(Collected data)
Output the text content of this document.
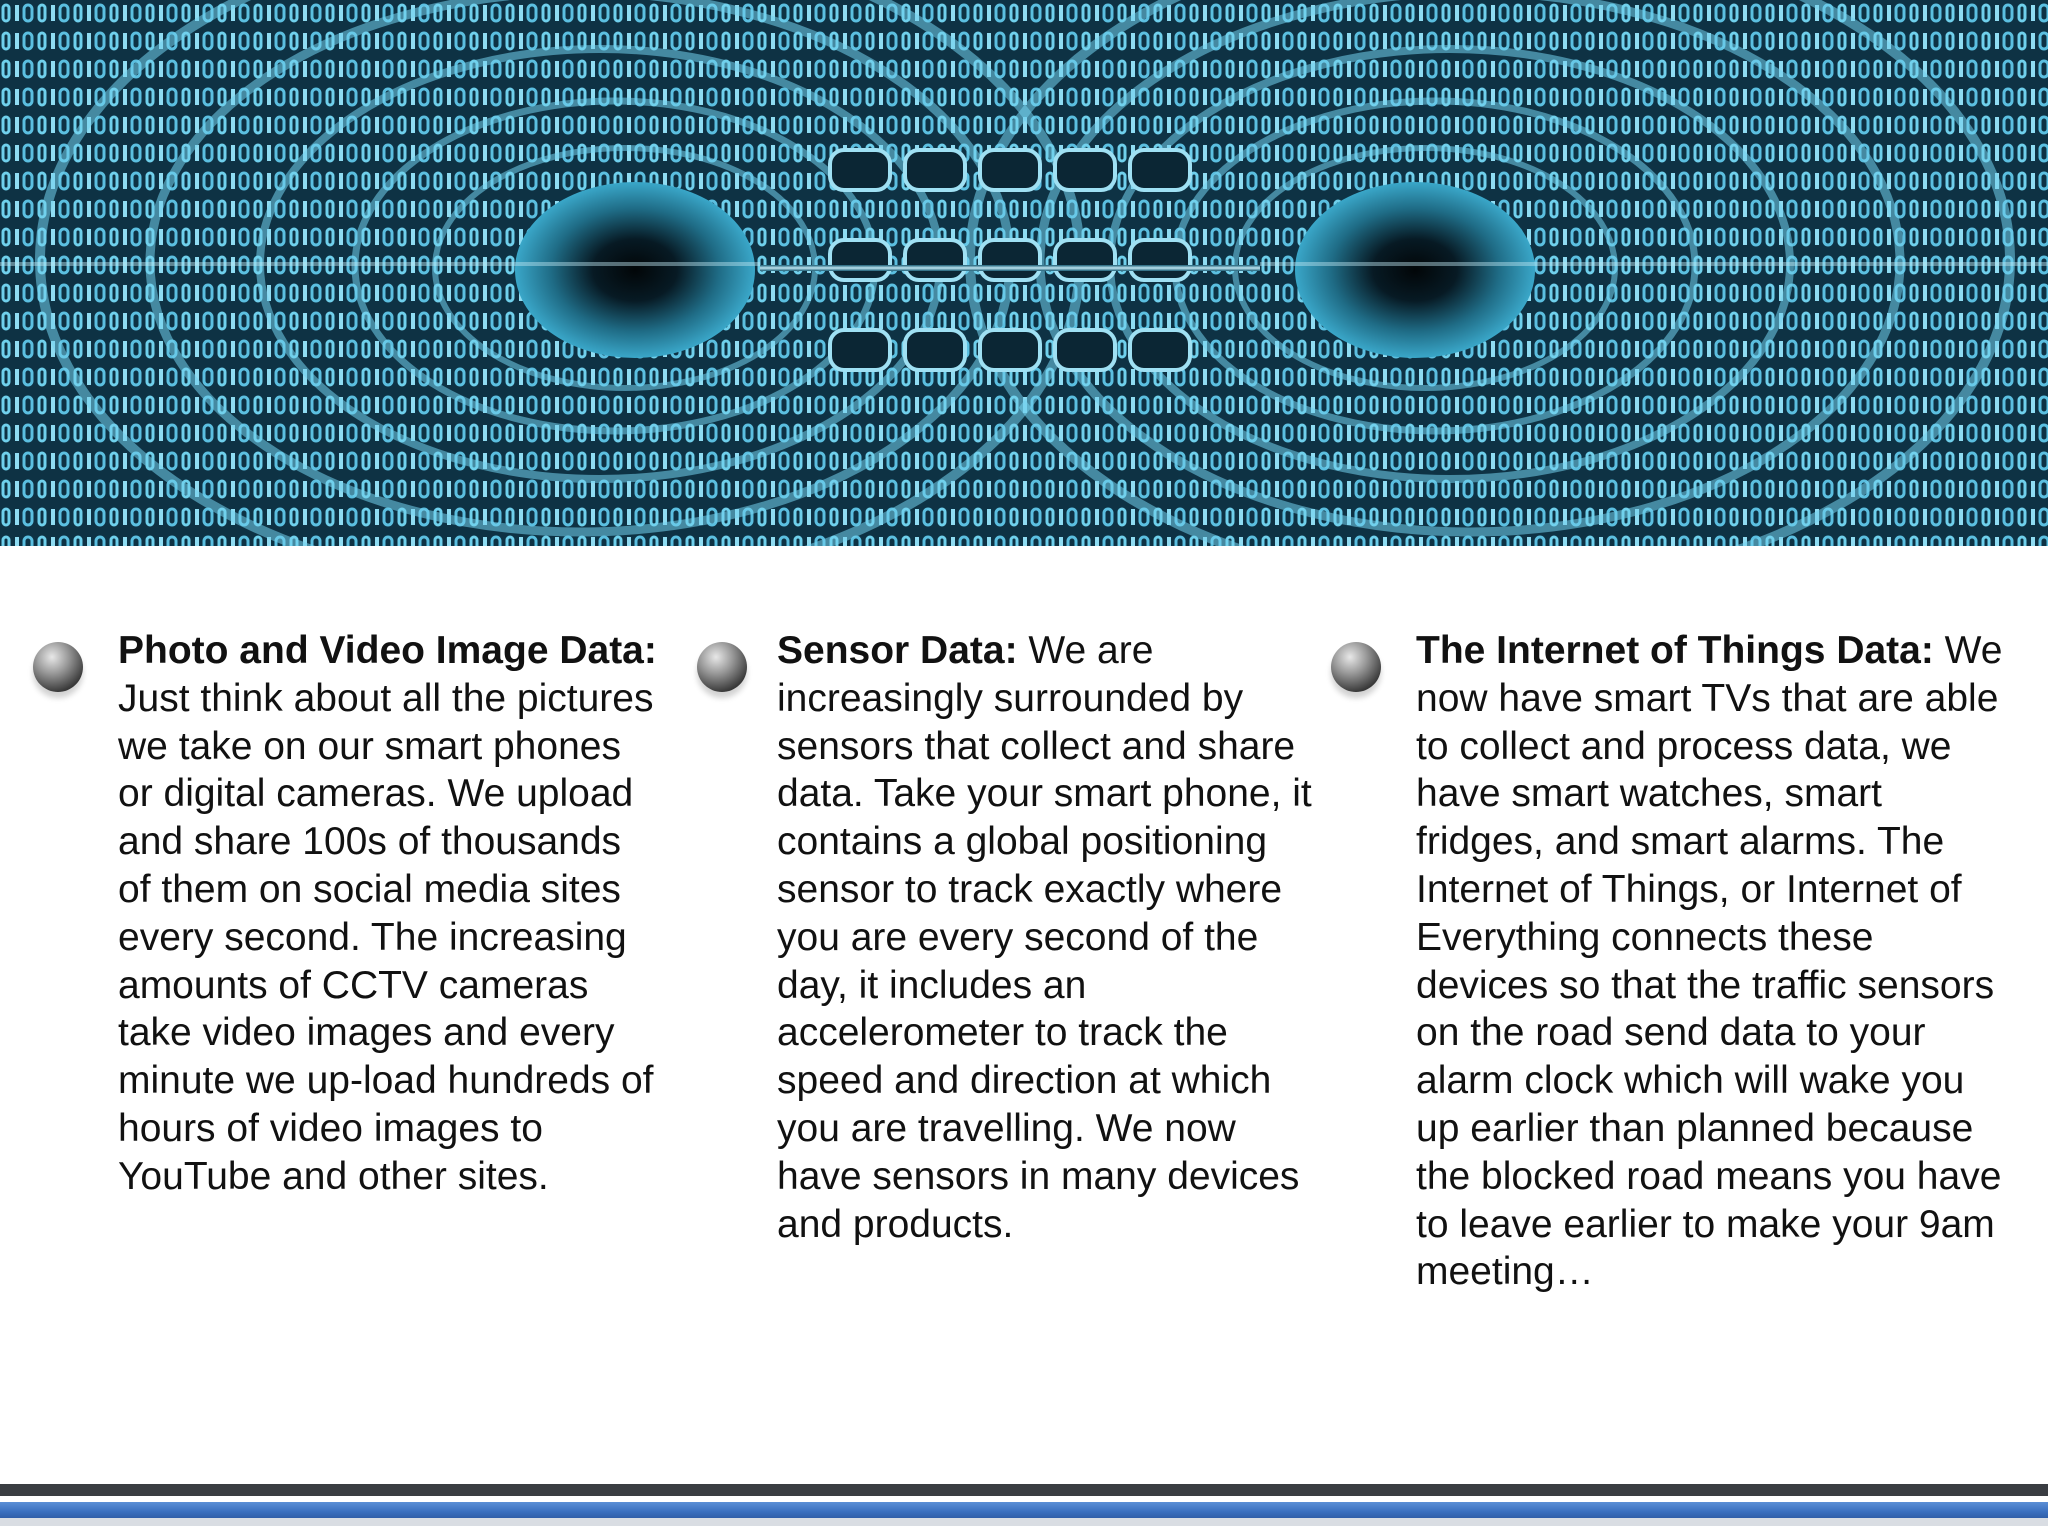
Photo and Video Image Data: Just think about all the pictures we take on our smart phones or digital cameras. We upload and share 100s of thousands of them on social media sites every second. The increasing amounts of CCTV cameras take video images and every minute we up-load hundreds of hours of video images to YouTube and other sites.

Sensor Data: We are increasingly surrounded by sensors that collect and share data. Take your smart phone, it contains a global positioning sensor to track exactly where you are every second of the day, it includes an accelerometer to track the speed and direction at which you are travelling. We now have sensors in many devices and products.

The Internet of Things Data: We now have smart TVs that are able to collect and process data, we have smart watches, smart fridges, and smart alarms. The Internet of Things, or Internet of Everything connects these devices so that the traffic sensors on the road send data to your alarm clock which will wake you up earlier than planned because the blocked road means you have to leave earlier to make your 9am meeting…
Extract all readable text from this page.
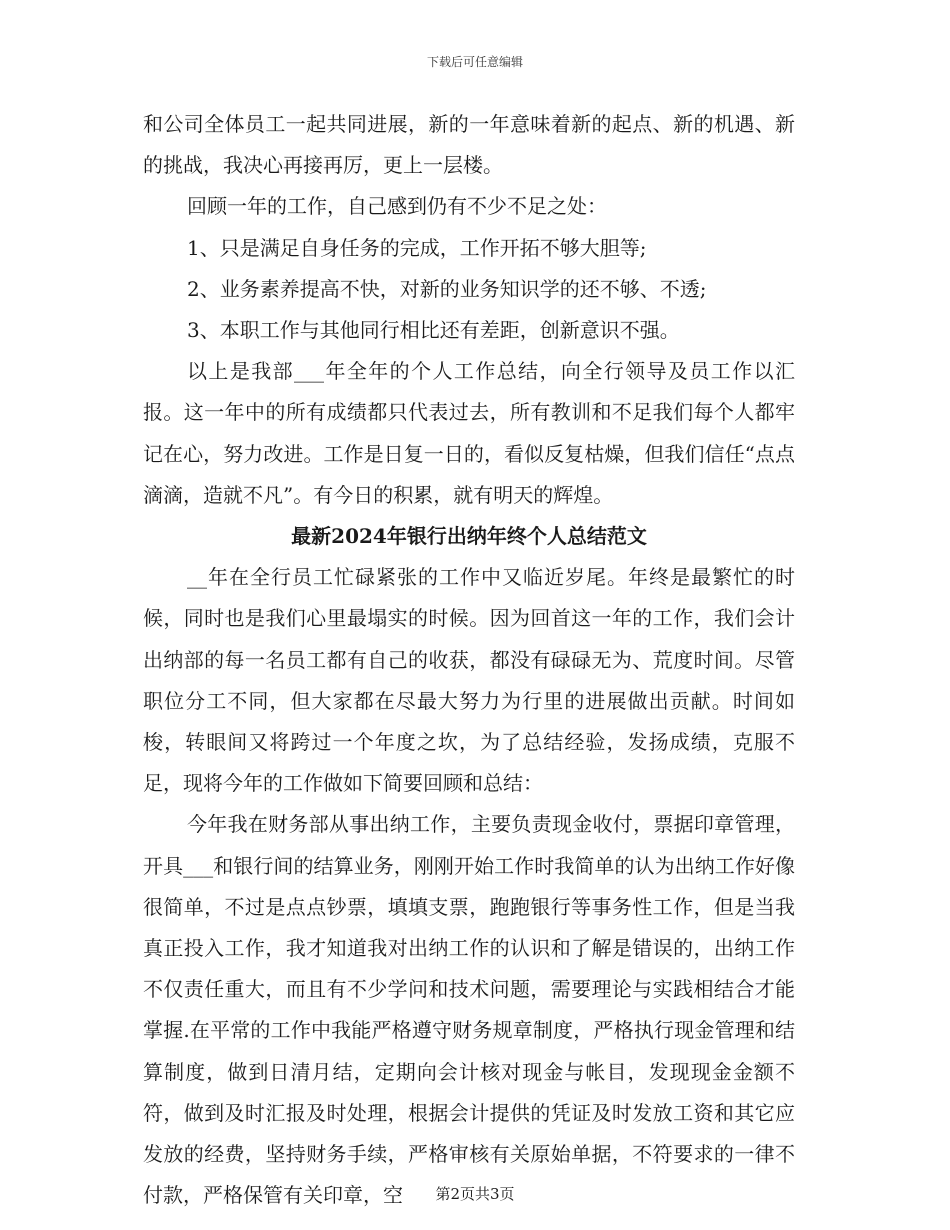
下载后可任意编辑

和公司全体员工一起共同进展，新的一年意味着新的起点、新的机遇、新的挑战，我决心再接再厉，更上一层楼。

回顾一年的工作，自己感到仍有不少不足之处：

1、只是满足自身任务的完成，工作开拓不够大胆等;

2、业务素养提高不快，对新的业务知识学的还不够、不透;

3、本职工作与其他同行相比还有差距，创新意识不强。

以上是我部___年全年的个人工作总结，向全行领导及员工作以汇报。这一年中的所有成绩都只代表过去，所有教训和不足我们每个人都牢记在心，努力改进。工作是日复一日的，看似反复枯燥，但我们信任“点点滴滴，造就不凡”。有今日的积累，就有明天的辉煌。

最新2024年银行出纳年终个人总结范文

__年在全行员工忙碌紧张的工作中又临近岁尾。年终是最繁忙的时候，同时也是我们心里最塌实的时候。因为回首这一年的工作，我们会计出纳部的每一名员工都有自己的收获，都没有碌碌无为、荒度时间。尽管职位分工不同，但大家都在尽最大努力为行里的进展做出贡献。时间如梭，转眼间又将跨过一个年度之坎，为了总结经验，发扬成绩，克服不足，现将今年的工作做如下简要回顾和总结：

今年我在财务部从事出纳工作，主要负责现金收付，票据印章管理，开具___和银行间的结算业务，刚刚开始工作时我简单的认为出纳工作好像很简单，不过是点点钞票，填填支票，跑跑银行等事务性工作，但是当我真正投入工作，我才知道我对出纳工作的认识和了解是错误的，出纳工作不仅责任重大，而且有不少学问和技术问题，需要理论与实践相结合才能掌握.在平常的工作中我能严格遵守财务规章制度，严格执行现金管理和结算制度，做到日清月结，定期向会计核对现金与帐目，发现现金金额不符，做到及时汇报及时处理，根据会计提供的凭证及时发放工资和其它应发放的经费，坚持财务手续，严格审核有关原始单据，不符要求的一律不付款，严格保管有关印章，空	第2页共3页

The request:
Could you repeat, exactly and with nothing else, the lines from the one containing "Extract all readable text from this page." through the last line of the records above, leaving out the pictures?

Expected output:
Extract all readable text from this page.
下载后可任意编辑

和公司全体员工一起共同进展，新的一年意味着新的起点、新的机遇、新的挑战，我决心再接再厉，更上一层楼。

回顾一年的工作，自己感到仍有不少不足之处：

1、只是满足自身任务的完成，工作开拓不够大胆等;

2、业务素养提高不快，对新的业务知识学的还不够、不透;

3、本职工作与其他同行相比还有差距，创新意识不强。

以上是我部___年全年的个人工作总结，向全行领导及员工作以汇报。这一年中的所有成绩都只代表过去，所有教训和不足我们每个人都牢记在心，努力改进。工作是日复一日的，看似反复枯燥，但我们信任“点点滴滴，造就不凡”。有今日的积累，就有明天的辉煌。

最新2024年银行出纳年终个人总结范文

__年在全行员工忙碌紧张的工作中又临近岁尾。年终是最繁忙的时候，同时也是我们心里最塌实的时候。因为回首这一年的工作，我们会计出纳部的每一名员工都有自己的收获，都没有碌碌无为、荒度时间。尽管职位分工不同，但大家都在尽最大努力为行里的进展做出贡献。时间如梭，转眼间又将跨过一个年度之坎，为了总结经验，发扬成绩，克服不足，现将今年的工作做如下简要回顾和总结：

今年我在财务部从事出纳工作，主要负责现金收付，票据印章管理，开具___和银行间的结算业务，刚刚开始工作时我简单的认为出纳工作好像很简单，不过是点点钞票，填填支票，跑跑银行等事务性工作，但是当我真正投入工作，我才知道我对出纳工作的认识和了解是错误的，出纳工作不仅责任重大，而且有不少学问和技术问题，需要理论与实践相结合才能掌握.在平常的工作中我能严格遵守财务规章制度，严格执行现金管理和结算制度，做到日清月结，定期向会计核对现金与帐目，发现现金金额不符，做到及时汇报及时处理，根据会计提供的凭证及时发放工资和其它应发放的经费，坚持财务手续，严格审核有关原始单据，不符要求的一律不付款，严格保管有关印章，空	第2页共3页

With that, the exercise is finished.